**Directions:** Reproduce each line from the records that holds "Orange".

%%

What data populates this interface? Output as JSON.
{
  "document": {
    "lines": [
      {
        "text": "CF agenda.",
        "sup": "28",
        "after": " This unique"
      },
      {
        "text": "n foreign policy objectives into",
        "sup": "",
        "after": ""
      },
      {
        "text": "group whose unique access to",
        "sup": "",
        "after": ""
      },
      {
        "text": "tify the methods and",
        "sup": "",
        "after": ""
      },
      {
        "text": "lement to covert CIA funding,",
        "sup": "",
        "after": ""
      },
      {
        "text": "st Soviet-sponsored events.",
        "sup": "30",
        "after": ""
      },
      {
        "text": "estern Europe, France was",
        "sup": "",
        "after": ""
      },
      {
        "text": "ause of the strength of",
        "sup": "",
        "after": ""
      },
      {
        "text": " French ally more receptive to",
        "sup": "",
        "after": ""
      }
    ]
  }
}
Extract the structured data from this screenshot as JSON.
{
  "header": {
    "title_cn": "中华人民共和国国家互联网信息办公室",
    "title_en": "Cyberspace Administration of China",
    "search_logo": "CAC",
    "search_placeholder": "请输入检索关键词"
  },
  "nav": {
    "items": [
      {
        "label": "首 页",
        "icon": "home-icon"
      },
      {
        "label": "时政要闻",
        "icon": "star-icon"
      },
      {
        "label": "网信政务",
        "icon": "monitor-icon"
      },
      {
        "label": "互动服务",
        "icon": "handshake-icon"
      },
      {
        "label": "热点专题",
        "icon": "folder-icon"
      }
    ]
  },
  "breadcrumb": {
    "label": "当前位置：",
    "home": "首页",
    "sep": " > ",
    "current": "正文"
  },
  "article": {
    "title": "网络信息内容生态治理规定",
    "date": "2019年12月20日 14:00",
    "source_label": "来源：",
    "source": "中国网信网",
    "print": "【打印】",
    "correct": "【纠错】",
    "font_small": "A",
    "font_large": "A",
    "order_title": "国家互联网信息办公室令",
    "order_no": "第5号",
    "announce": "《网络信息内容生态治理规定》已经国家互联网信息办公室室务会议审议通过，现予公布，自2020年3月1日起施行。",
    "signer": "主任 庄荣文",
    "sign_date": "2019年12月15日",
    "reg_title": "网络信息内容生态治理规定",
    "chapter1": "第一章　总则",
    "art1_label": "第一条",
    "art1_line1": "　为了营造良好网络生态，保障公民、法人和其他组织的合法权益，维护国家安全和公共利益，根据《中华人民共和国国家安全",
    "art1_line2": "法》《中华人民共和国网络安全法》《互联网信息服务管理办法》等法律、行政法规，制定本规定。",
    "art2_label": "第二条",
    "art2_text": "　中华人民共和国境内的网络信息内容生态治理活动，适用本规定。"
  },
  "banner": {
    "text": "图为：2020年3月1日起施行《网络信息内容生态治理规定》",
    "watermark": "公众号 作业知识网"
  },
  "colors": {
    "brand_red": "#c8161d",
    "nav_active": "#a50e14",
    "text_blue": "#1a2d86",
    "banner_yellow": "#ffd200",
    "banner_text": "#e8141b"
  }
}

%%
%%

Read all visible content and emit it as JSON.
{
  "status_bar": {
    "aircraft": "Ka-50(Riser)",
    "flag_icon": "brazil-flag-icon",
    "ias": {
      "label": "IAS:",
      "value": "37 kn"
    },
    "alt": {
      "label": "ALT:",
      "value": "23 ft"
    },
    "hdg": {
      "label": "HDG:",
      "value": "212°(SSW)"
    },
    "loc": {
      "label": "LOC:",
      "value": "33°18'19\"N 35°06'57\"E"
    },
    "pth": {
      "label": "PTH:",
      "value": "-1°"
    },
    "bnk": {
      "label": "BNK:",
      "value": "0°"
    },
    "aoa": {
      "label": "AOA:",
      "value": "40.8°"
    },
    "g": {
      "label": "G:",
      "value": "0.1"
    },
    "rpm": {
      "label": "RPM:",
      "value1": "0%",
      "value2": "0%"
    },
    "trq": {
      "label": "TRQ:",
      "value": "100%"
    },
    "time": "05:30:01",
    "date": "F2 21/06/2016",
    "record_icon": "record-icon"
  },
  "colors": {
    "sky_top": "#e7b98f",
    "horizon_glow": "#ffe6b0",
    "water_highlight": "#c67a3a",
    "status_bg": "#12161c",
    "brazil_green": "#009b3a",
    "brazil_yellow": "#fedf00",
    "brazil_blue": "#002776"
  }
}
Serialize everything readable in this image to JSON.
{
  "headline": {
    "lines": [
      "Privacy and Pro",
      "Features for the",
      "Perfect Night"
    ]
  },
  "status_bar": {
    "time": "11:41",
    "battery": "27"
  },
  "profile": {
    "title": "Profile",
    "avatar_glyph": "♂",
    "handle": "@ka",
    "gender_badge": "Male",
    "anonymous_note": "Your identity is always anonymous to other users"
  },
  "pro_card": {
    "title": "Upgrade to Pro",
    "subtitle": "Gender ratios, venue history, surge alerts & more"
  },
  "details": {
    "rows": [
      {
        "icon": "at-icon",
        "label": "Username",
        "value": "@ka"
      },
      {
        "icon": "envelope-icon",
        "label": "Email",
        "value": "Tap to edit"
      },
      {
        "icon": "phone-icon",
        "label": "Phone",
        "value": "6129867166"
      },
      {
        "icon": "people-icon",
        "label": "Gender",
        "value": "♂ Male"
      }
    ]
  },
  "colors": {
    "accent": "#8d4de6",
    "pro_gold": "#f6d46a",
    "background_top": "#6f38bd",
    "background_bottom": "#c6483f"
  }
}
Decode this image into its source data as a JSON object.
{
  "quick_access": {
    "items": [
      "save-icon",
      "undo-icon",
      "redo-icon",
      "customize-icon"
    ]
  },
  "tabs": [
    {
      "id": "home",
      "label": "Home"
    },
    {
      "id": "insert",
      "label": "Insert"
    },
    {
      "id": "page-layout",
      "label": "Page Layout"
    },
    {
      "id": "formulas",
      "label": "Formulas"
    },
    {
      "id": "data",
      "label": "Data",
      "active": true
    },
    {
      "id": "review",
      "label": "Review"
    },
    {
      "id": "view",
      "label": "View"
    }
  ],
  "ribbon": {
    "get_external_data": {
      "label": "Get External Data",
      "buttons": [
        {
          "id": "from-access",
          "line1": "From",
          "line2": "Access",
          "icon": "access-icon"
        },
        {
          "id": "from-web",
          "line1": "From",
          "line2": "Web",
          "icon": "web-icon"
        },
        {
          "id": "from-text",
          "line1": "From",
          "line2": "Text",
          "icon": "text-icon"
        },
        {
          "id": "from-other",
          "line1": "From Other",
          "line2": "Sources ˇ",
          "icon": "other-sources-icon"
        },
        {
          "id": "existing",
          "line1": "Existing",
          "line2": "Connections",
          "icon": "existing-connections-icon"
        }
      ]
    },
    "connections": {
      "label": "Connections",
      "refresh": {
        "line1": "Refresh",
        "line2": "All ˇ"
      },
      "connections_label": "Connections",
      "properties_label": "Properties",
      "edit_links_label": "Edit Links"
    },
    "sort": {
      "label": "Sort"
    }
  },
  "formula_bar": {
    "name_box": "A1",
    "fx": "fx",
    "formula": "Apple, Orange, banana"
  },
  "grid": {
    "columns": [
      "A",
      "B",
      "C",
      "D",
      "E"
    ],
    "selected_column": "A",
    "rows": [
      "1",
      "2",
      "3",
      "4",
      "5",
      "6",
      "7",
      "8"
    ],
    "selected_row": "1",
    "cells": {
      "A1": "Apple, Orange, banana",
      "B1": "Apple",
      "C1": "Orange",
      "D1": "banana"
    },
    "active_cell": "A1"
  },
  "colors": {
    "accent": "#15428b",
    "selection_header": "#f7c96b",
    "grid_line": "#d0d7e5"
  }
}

%%

**Solution:**
    "formula": "Apple, Orange, banana"
      "A1": "Apple, Orange, banana",
      "C1": "Orange",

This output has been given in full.